• [Work instruction]:
Which lines in the records below contain the word "ovan"? Return each of them.

Document page text data
◆ ◆ ◆ ◆ ◆

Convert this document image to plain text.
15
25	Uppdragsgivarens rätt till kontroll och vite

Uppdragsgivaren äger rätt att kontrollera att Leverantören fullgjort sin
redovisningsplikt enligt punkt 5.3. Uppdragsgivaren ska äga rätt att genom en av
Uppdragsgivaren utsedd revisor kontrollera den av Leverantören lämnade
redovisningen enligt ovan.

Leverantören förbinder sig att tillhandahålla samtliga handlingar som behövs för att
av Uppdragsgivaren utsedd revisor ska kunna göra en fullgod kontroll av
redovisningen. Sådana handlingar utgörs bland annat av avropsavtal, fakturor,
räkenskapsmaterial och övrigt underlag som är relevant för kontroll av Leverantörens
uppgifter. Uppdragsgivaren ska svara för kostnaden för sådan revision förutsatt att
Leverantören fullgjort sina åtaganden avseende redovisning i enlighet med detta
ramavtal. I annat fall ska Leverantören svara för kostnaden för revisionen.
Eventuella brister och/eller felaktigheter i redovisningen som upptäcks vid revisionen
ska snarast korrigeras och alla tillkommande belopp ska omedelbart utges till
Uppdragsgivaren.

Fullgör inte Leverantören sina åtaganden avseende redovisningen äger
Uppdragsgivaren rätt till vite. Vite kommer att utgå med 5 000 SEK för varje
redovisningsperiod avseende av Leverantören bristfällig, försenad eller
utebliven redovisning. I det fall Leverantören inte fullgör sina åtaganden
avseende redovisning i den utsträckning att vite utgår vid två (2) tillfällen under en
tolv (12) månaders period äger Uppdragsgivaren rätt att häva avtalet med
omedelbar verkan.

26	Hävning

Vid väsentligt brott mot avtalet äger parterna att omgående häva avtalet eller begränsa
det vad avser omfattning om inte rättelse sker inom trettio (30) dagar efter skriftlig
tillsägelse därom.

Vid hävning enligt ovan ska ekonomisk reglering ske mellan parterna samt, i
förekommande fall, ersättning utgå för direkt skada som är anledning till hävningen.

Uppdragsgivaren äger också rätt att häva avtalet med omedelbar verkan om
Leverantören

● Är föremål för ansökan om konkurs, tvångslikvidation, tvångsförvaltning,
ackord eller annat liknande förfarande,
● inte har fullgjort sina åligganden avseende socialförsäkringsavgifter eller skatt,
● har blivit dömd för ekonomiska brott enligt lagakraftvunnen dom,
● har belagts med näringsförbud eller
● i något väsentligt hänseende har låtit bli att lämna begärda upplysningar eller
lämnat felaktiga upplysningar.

◆ ◆ ◆ ◆ ◆

• [Finished exercise]:
redovisningen enligt ovan.
Vid hävning enligt ovan ska ekonomisk reglering ske mellan parterna samt, i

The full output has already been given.